═══ Information supplied ═══

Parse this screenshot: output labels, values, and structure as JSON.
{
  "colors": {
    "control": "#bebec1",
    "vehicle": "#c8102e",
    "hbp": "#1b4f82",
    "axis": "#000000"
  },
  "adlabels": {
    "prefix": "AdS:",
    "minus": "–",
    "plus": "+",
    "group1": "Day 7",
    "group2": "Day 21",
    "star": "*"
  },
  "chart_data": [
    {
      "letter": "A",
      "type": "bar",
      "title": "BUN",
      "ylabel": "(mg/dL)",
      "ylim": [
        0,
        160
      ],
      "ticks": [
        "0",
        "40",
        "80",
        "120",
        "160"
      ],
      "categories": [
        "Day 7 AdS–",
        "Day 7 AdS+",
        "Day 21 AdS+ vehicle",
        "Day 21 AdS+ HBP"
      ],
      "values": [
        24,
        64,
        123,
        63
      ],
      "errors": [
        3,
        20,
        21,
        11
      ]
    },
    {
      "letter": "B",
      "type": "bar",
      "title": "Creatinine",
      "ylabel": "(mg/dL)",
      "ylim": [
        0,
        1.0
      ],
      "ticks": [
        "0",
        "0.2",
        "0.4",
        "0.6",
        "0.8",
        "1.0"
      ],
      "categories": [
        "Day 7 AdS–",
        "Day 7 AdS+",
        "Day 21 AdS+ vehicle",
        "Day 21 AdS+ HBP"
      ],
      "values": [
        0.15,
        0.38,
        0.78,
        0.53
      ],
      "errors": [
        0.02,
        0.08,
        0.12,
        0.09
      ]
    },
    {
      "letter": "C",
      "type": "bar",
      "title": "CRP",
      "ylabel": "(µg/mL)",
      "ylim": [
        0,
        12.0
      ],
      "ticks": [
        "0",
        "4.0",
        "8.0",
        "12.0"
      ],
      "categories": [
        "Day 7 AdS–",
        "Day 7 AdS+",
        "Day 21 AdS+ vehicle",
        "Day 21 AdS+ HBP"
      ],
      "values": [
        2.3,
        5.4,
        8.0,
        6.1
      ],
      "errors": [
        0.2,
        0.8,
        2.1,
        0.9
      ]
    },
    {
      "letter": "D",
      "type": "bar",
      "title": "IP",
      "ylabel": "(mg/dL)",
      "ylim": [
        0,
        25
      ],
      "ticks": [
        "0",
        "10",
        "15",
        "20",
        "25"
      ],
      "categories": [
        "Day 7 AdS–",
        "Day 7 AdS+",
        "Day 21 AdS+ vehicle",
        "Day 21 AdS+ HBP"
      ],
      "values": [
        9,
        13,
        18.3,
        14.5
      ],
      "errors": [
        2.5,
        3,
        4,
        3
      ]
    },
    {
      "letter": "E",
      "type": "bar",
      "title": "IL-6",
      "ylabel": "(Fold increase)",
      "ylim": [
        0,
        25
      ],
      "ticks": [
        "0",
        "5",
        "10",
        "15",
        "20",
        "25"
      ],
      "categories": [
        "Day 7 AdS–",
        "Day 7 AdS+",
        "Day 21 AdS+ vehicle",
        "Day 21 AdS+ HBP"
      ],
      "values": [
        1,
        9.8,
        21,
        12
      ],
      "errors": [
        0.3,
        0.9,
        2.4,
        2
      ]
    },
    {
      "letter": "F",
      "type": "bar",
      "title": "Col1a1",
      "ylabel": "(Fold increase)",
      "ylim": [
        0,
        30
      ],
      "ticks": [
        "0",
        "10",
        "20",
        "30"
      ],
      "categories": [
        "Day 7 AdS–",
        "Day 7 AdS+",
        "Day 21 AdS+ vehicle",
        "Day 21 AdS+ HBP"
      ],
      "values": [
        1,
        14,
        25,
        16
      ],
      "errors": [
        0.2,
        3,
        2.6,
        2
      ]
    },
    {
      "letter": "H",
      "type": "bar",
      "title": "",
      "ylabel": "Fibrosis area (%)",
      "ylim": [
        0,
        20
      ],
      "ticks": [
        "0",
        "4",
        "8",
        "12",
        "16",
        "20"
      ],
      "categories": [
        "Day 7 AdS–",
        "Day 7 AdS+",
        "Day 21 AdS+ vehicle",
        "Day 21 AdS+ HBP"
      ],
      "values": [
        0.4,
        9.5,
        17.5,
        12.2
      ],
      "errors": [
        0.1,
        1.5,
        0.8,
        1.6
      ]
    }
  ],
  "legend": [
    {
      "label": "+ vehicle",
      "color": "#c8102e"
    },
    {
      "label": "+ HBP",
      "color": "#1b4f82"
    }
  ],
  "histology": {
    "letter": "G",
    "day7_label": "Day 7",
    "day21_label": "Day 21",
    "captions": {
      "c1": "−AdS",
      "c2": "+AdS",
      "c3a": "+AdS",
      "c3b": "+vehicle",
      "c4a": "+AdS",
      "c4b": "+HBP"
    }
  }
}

═══
═══ Information supplied ═══

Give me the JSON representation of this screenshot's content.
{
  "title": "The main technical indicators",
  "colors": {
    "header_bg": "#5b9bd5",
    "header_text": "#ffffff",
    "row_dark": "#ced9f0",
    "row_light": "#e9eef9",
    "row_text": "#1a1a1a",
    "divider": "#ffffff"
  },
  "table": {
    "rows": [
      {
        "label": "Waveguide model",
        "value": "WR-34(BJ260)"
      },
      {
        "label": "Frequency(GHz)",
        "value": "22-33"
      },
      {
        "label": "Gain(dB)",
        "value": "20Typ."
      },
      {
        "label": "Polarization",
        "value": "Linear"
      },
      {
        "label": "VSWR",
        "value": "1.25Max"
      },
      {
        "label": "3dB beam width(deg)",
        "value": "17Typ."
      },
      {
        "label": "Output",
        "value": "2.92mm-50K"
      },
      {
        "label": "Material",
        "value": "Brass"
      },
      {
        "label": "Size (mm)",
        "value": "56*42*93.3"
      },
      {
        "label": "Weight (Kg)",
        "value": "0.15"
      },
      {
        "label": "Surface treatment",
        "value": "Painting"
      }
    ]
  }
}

═══

[Task details]: Find each line holding "this". Copy it out.

[Task result]:
Parse this screenshot: output labels, values, and structure as JSON.
Give me the JSON representation of this screenshot's content.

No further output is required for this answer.